GIVEN PROBLEM: Report all lines from the entries below in which "Allah" appears.

RECORDS FOR THE TASK:
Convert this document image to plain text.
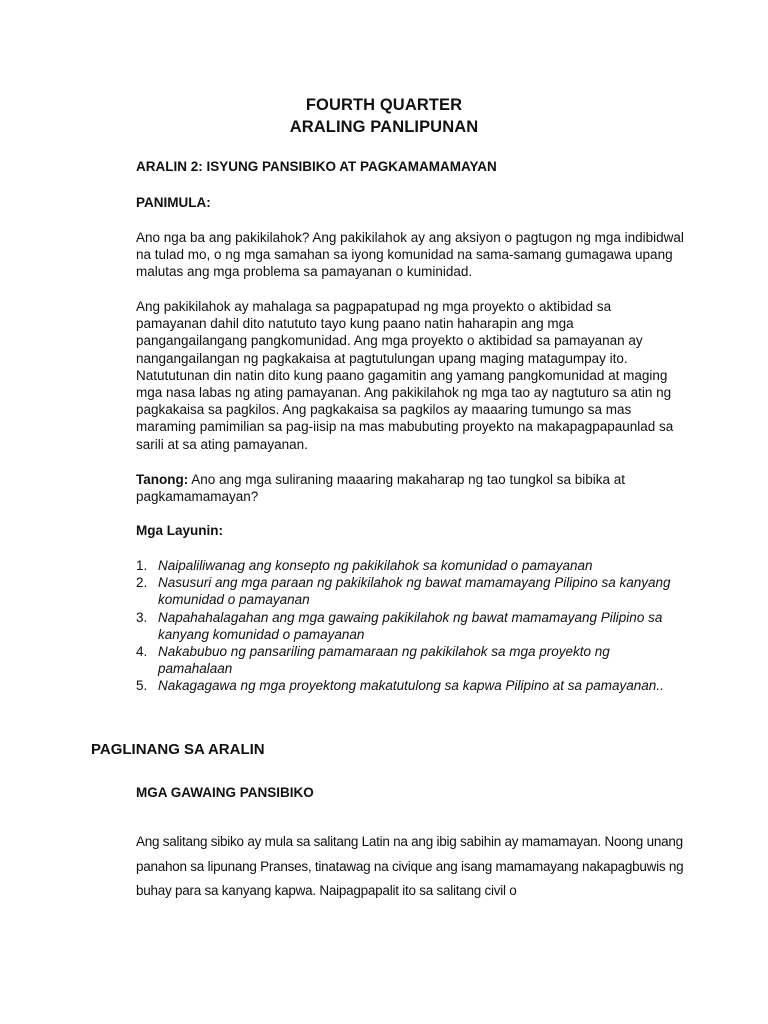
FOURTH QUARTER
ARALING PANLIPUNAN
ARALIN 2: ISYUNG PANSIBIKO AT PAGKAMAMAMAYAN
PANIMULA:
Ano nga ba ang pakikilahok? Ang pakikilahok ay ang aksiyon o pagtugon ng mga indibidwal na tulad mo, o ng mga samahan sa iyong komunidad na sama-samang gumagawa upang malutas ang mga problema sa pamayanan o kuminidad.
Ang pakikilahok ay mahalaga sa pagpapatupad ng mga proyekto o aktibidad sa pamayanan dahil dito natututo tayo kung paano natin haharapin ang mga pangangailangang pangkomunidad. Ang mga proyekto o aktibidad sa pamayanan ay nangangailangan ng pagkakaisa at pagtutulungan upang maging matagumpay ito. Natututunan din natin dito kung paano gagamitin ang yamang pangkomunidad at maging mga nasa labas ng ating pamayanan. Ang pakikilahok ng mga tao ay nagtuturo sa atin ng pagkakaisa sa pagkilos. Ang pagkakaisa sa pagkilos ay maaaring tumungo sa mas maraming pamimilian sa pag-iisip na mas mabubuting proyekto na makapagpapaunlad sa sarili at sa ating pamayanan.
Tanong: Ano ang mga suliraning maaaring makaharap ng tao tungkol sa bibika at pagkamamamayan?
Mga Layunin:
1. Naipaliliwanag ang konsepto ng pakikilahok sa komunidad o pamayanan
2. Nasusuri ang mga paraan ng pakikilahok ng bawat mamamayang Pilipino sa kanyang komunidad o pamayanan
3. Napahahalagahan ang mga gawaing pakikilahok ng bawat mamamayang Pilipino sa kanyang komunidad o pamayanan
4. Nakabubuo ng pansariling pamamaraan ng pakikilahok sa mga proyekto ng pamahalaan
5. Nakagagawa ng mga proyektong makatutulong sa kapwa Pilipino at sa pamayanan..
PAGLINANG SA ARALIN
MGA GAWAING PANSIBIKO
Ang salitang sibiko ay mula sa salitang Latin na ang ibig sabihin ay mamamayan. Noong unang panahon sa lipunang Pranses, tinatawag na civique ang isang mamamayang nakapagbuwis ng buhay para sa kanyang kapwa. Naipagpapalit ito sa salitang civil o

==

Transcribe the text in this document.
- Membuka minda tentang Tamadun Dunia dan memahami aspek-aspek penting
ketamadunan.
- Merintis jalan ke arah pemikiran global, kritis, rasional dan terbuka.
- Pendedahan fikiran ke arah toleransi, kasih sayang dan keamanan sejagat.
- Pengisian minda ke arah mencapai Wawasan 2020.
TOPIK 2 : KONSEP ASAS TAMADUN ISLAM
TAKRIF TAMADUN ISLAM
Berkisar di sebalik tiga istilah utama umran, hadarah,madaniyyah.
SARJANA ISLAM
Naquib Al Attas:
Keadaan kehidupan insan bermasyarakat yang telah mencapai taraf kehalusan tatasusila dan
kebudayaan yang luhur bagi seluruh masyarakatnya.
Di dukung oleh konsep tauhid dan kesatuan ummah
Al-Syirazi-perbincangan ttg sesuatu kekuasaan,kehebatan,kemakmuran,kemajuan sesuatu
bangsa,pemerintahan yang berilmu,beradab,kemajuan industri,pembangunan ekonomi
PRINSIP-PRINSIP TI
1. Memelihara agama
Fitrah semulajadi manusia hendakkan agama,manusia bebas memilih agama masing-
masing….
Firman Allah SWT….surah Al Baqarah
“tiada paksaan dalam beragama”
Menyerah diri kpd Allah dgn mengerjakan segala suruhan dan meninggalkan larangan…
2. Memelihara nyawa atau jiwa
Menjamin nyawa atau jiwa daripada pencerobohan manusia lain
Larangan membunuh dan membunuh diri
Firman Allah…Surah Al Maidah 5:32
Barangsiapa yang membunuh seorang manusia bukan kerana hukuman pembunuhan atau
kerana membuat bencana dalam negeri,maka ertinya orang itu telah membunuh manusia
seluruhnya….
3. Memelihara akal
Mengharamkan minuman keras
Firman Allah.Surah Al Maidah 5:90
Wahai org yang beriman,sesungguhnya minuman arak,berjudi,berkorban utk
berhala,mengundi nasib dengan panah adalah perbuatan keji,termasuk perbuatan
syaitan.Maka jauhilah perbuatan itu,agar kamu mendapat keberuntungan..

ANSWER TO THIS EXERCISE:
Firman Allah SWT….surah Al Baqarah
Menyerah diri kpd Allah dgn mengerjakan segala suruhan dan meninggalkan larangan…
Firman Allah…Surah Al Maidah 5:32
Firman Allah.Surah Al Maidah 5:90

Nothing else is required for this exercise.